**WHAT YOU WILL DO**
Of the lines in the listing below, how many hold "name"? Answer with the number only.

_____

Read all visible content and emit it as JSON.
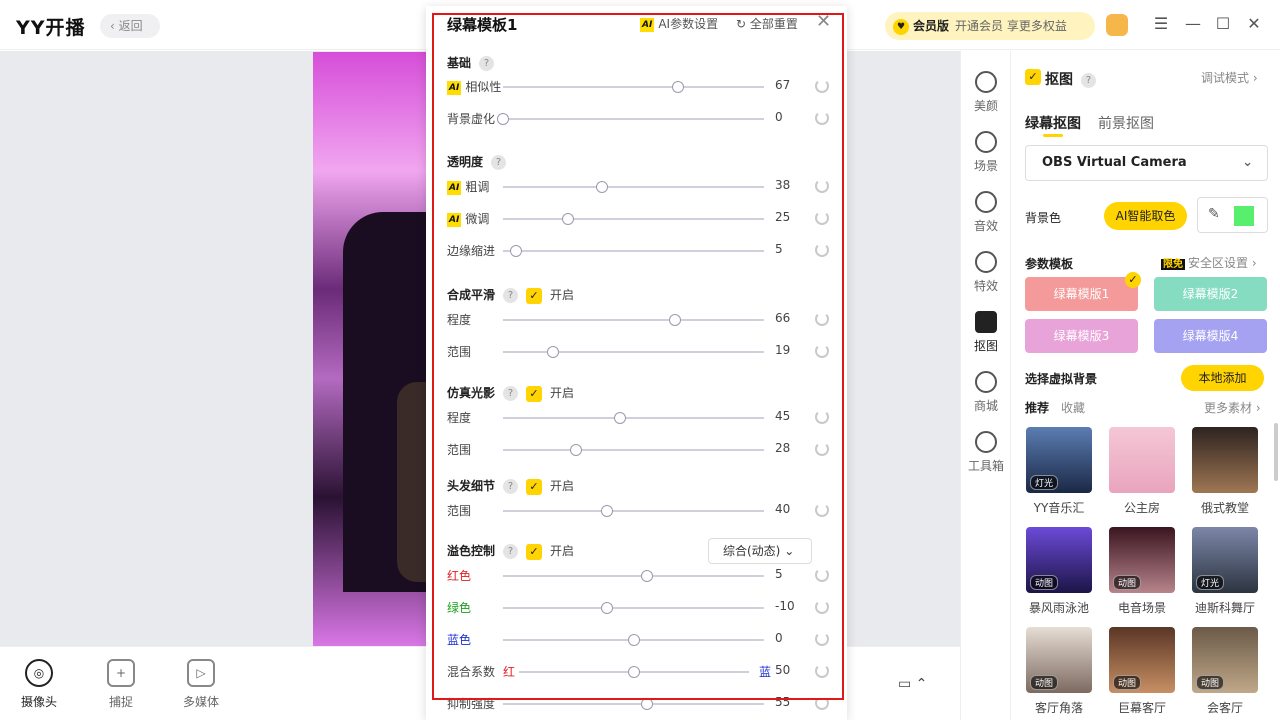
{
  "app": {
    "logo": "YY开播",
    "back": "返回"
  },
  "vip": {
    "label": "会员版",
    "promo": "开通会员 享更多权益"
  },
  "window": {
    "menu": "☰",
    "min": "—",
    "max": "☐",
    "close": "✕"
  },
  "bottom": {
    "camera": "摄像头",
    "capture": "捕捉",
    "media": "多媒体"
  },
  "modal": {
    "title": "绿幕模板1",
    "ai_settings": "AI参数设置",
    "reset_all": "全部重置",
    "on_label": "开启",
    "sections": {
      "basic": "基础",
      "alpha": "透明度",
      "smooth": "合成平滑",
      "light": "仿真光影",
      "hair": "头发细节",
      "spill": "溢色控制"
    },
    "ai_badge": "AI",
    "rows": {
      "similarity": {
        "label": "相似性",
        "value": 67
      },
      "blur": {
        "label": "背景虚化",
        "value": 0
      },
      "coarse": {
        "label": "粗调",
        "value": 38
      },
      "fine": {
        "label": "微调",
        "value": 25
      },
      "edge": {
        "label": "边缘缩进",
        "value": 5
      },
      "smooth_degree": {
        "label": "程度",
        "value": 66
      },
      "smooth_range": {
        "label": "范围",
        "value": 19
      },
      "light_degree": {
        "label": "程度",
        "value": 45
      },
      "light_range": {
        "label": "范围",
        "value": 28
      },
      "hair_range": {
        "label": "范围",
        "value": 40
      },
      "red": {
        "label": "红色",
        "value": 5
      },
      "green": {
        "label": "绿色",
        "value": -10
      },
      "blue": {
        "label": "蓝色",
        "value": 0
      },
      "mix": {
        "label": "混合系数",
        "left": "红",
        "right": "蓝",
        "value": 50
      },
      "suppress": {
        "label": "抑制强度",
        "value": 55
      }
    },
    "spill_mode": "综合(动态)"
  },
  "nav": [
    {
      "label": "美颜",
      "icon": "smile-icon"
    },
    {
      "label": "场景",
      "icon": "layers-icon"
    },
    {
      "label": "音效",
      "icon": "sound-icon"
    },
    {
      "label": "特效",
      "icon": "sparkle-icon"
    },
    {
      "label": "抠图",
      "icon": "cutout-icon"
    },
    {
      "label": "商城",
      "icon": "shop-icon"
    },
    {
      "label": "工具箱",
      "icon": "toolbox-icon"
    }
  ],
  "panel": {
    "title": "抠图",
    "debug": "调试模式",
    "tab_green": "绿幕抠图",
    "tab_fg": "前景抠图",
    "camera": "OBS Virtual Camera",
    "bg_color": "背景色",
    "ai_pick": "AI智能取色",
    "pick_color": "#58ef6e",
    "templates_label": "参数模板",
    "limit_tag": "限免",
    "safe_zone": "安全区设置",
    "templates": [
      "绿幕模版1",
      "绿幕模版2",
      "绿幕模版3",
      "绿幕模版4"
    ],
    "select_bg": "选择虚拟背景",
    "local_add": "本地添加",
    "recommend": "推荐",
    "favorite": "收藏",
    "more": "更多素材",
    "backgrounds": [
      {
        "name": "YY音乐汇",
        "badge": "灯光"
      },
      {
        "name": "公主房",
        "badge": ""
      },
      {
        "name": "俄式教堂",
        "badge": ""
      },
      {
        "name": "暴风雨泳池",
        "badge": "动图"
      },
      {
        "name": "电音场景",
        "badge": "动图"
      },
      {
        "name": "迪斯科舞厅",
        "badge": "灯光"
      },
      {
        "name": "客厅角落",
        "badge": "动图"
      },
      {
        "name": "巨幕客厅",
        "badge": "动图"
      },
      {
        "name": "会客厅",
        "badge": "动图"
      }
    ]
  }
}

_____

**COMPLETED TASK**
9